## Goal
Copy the full set of lines exactly as given.

## Data for the task
★ ★ ★ ★ ★ ★ ★

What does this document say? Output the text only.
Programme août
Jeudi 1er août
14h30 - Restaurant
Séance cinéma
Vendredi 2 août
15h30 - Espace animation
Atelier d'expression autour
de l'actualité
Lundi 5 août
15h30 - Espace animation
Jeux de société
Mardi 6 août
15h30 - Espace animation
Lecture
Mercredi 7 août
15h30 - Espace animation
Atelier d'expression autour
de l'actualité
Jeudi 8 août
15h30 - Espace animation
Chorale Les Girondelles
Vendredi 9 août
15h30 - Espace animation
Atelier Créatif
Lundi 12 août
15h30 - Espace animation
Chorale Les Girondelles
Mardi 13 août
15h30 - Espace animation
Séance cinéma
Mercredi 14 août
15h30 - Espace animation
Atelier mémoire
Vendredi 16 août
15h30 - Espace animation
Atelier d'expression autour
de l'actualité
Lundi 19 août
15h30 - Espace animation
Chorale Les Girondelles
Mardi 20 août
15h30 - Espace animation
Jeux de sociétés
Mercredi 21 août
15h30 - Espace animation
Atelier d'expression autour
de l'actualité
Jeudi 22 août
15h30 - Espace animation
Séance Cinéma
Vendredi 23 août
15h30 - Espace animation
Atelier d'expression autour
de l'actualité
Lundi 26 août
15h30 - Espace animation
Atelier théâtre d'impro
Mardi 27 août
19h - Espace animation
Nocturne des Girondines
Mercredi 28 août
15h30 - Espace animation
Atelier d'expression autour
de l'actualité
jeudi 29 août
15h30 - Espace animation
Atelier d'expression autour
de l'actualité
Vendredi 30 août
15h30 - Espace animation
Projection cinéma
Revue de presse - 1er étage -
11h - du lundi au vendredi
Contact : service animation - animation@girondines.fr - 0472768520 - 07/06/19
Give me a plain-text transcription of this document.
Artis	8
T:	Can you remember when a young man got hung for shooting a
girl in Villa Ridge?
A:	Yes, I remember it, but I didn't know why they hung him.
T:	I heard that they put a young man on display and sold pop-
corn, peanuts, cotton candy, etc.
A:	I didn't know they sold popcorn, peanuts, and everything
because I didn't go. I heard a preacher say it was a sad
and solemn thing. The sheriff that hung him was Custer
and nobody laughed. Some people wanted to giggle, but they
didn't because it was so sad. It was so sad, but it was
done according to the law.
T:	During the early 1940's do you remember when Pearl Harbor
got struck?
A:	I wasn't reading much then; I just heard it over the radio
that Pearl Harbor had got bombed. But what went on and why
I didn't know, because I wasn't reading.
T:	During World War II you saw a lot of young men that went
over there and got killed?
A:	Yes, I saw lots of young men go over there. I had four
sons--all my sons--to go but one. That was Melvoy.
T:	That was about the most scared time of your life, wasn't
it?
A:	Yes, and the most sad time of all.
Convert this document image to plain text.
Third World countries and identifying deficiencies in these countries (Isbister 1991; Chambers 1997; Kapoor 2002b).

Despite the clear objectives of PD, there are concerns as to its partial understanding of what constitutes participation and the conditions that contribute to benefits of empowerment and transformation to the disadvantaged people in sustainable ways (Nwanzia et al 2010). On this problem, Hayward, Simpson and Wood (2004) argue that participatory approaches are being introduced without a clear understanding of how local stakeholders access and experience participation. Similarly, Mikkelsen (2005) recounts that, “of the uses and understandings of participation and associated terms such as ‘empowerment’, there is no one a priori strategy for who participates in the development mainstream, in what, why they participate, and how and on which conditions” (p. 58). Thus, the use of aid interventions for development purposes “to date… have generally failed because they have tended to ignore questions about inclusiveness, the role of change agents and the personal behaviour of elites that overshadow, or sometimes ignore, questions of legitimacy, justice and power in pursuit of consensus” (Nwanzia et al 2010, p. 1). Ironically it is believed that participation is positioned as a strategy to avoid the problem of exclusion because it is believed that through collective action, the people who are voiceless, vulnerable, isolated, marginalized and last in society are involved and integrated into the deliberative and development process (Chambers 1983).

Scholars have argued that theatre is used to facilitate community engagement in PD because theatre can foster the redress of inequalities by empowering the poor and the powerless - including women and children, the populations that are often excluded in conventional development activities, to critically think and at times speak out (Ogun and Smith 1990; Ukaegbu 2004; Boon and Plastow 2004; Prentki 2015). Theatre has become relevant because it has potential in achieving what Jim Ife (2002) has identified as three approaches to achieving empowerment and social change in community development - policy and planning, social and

★ ★ ★ ★ ★ ★ ★

## Complete output
What does this document say? Output the text only.
Programme août
Jeudi 1er août
14h30 - Restaurant
Séance cinéma
Vendredi 2 août
15h30 - Espace animation
Atelier d'expression autour
de l'actualité
Lundi 5 août
15h30 - Espace animation
Jeux de société
Mardi 6 août
15h30 - Espace animation
Lecture
Mercredi 7 août
15h30 - Espace animation
Atelier d'expression autour
de l'actualité
Jeudi 8 août
15h30 - Espace animation
Chorale Les Girondelles
Vendredi 9 août
15h30 - Espace animation
Atelier Créatif
Lundi 12 août
15h30 - Espace animation
Chorale Les Girondelles
Mardi 13 août
15h30 - Espace animation
Séance cinéma
Mercredi 14 août
15h30 - Espace animation
Atelier mémoire
Vendredi 16 août
15h30 - Espace animation
Atelier d'expression autour
de l'actualité
Lundi 19 août
15h30 - Espace animation
Chorale Les Girondelles
Mardi 20 août
15h30 - Espace animation
Jeux de sociétés
Mercredi 21 août
15h30 - Espace animation
Atelier d'expression autour
de l'actualité
Jeudi 22 août
15h30 - Espace animation
Séance Cinéma
Vendredi 23 août
15h30 - Espace animation
Atelier d'expression autour
de l'actualité
Lundi 26 août
15h30 - Espace animation
Atelier théâtre d'impro
Mardi 27 août
19h - Espace animation
Nocturne des Girondines
Mercredi 28 août
15h30 - Espace animation
Atelier d'expression autour
de l'actualité
jeudi 29 août
15h30 - Espace animation
Atelier d'expression autour
de l'actualité
Vendredi 30 août
15h30 - Espace animation
Projection cinéma
Revue de presse - 1er étage -
11h - du lundi au vendredi
Contact : service animation - animation@girondines.fr - 0472768520 - 07/06/19
Give me a plain-text transcription of this document.
Artis	8
T:	Can you remember when a young man got hung for shooting a
girl in Villa Ridge?
A:	Yes, I remember it, but I didn't know why they hung him.
T:	I heard that they put a young man on display and sold pop-
corn, peanuts, cotton candy, etc.
A:	I didn't know they sold popcorn, peanuts, and everything
because I didn't go. I heard a preacher say it was a sad
and solemn thing. The sheriff that hung him was Custer
and nobody laughed. Some people wanted to giggle, but they
didn't because it was so sad. It was so sad, but it was
done according to the law.
T:	During the early 1940's do you remember when Pearl Harbor
got struck?
A:	I wasn't reading much then; I just heard it over the radio
that Pearl Harbor had got bombed. But what went on and why
I didn't know, because I wasn't reading.
T:	During World War II you saw a lot of young men that went
over there and got killed?
A:	Yes, I saw lots of young men go over there. I had four
sons--all my sons--to go but one. That was Melvoy.
T:	That was about the most scared time of your life, wasn't
it?
A:	Yes, and the most sad time of all.
Convert this document image to plain text.
Third World countries and identifying deficiencies in these countries (Isbister 1991; Chambers 1997; Kapoor 2002b).

Despite the clear objectives of PD, there are concerns as to its partial understanding of what constitutes participation and the conditions that contribute to benefits of empowerment and transformation to the disadvantaged people in sustainable ways (Nwanzia et al 2010). On this problem, Hayward, Simpson and Wood (2004) argue that participatory approaches are being introduced without a clear understanding of how local stakeholders access and experience participation. Similarly, Mikkelsen (2005) recounts that, “of the uses and understandings of participation and associated terms such as ‘empowerment’, there is no one a priori strategy for who participates in the development mainstream, in what, why they participate, and how and on which conditions” (p. 58). Thus, the use of aid interventions for development purposes “to date… have generally failed because they have tended to ignore questions about inclusiveness, the role of change agents and the personal behaviour of elites that overshadow, or sometimes ignore, questions of legitimacy, justice and power in pursuit of consensus” (Nwanzia et al 2010, p. 1). Ironically it is believed that participation is positioned as a strategy to avoid the problem of exclusion because it is believed that through collective action, the people who are voiceless, vulnerable, isolated, marginalized and last in society are involved and integrated into the deliberative and development process (Chambers 1983).

Scholars have argued that theatre is used to facilitate community engagement in PD because theatre can foster the redress of inequalities by empowering the poor and the powerless - including women and children, the populations that are often excluded in conventional development activities, to critically think and at times speak out (Ogun and Smith 1990; Ukaegbu 2004; Boon and Plastow 2004; Prentki 2015). Theatre has become relevant because it has potential in achieving what Jim Ife (2002) has identified as three approaches to achieving empowerment and social change in community development - policy and planning, social and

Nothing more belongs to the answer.